• **WHAT THE TASK REQUIRES**
Copy out the data below verbatim.
-------------------------
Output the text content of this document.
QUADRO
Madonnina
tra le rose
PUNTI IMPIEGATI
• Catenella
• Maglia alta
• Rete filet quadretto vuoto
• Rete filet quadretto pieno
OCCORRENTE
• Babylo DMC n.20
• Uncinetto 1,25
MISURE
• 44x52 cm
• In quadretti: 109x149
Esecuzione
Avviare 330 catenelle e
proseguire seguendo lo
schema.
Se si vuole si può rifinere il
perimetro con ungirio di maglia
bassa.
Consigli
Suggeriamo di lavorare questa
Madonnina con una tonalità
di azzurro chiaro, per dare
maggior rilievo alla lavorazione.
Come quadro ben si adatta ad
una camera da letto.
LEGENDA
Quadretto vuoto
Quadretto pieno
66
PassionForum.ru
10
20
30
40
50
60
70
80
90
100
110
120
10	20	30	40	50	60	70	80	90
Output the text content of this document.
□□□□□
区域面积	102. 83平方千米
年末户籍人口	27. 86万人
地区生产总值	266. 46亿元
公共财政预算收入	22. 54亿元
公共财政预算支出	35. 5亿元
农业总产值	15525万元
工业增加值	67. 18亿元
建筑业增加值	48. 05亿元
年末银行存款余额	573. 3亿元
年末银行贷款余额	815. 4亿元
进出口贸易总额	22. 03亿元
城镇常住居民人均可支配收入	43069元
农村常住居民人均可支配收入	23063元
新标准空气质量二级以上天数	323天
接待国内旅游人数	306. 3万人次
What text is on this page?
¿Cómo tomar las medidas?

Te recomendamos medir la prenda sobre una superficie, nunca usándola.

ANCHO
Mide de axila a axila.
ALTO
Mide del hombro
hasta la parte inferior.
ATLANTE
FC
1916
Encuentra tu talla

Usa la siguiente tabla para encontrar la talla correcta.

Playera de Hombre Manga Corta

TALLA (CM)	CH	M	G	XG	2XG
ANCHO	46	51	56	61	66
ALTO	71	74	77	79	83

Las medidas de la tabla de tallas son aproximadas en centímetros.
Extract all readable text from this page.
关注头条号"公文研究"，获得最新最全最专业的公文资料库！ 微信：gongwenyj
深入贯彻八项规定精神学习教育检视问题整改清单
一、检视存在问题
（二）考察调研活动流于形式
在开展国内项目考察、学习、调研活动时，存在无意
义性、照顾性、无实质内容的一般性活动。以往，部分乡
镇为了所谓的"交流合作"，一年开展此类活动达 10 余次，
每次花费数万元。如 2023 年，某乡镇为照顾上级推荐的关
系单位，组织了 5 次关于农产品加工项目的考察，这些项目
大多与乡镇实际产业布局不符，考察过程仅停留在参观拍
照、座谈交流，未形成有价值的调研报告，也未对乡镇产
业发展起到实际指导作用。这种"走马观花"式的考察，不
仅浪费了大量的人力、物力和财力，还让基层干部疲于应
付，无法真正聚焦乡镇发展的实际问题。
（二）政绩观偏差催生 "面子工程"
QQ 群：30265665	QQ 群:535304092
-------------------------
• **RESPONSE TO THE EXERCISE**
Output the text content of this document.
QUADRO
Madonnina
tra le rose
PUNTI IMPIEGATI
• Catenella
• Maglia alta
• Rete filet quadretto vuoto
• Rete filet quadretto pieno
OCCORRENTE
• Babylo DMC n.20
• Uncinetto 1,25
MISURE
• 44x52 cm
• In quadretti: 109x149
Esecuzione
Avviare 330 catenelle e
proseguire seguendo lo
schema.
Se si vuole si può rifinere il
perimetro con ungirio di maglia
bassa.
Consigli
Suggeriamo di lavorare questa
Madonnina con una tonalità
di azzurro chiaro, per dare
maggior rilievo alla lavorazione.
Come quadro ben si adatta ad
una camera da letto.
LEGENDA
Quadretto vuoto
Quadretto pieno
66
PassionForum.ru
10
20
30
40
50
60
70
80
90
100
110
120
10	20	30	40	50	60	70	80	90
Output the text content of this document.
□□□□□
区域面积	102. 83平方千米
年末户籍人口	27. 86万人
地区生产总值	266. 46亿元
公共财政预算收入	22. 54亿元
公共财政预算支出	35. 5亿元
农业总产值	15525万元
工业增加值	67. 18亿元
建筑业增加值	48. 05亿元
年末银行存款余额	573. 3亿元
年末银行贷款余额	815. 4亿元
进出口贸易总额	22. 03亿元
城镇常住居民人均可支配收入	43069元
农村常住居民人均可支配收入	23063元
新标准空气质量二级以上天数	323天
接待国内旅游人数	306. 3万人次
What text is on this page?
¿Cómo tomar las medidas?

Te recomendamos medir la prenda sobre una superficie, nunca usándola.

ANCHO
Mide de axila a axila.
ALTO
Mide del hombro
hasta la parte inferior.
ATLANTE
FC
1916
Encuentra tu talla

Usa la siguiente tabla para encontrar la talla correcta.

Playera de Hombre Manga Corta

TALLA (CM)	CH	M	G	XG	2XG
ANCHO	46	51	56	61	66
ALTO	71	74	77	79	83

Las medidas de la tabla de tallas son aproximadas en centímetros.
Extract all readable text from this page.
关注头条号"公文研究"，获得最新最全最专业的公文资料库！ 微信：gongwenyj
深入贯彻八项规定精神学习教育检视问题整改清单
一、检视存在问题
（二）考察调研活动流于形式
在开展国内项目考察、学习、调研活动时，存在无意
义性、照顾性、无实质内容的一般性活动。以往，部分乡
镇为了所谓的"交流合作"，一年开展此类活动达 10 余次，
每次花费数万元。如 2023 年，某乡镇为照顾上级推荐的关
系单位，组织了 5 次关于农产品加工项目的考察，这些项目
大多与乡镇实际产业布局不符，考察过程仅停留在参观拍
照、座谈交流，未形成有价值的调研报告，也未对乡镇产
业发展起到实际指导作用。这种"走马观花"式的考察，不
仅浪费了大量的人力、物力和财力，还让基层干部疲于应
付，无法真正聚焦乡镇发展的实际问题。
（二）政绩观偏差催生 "面子工程"
QQ 群：30265665	QQ 群:535304092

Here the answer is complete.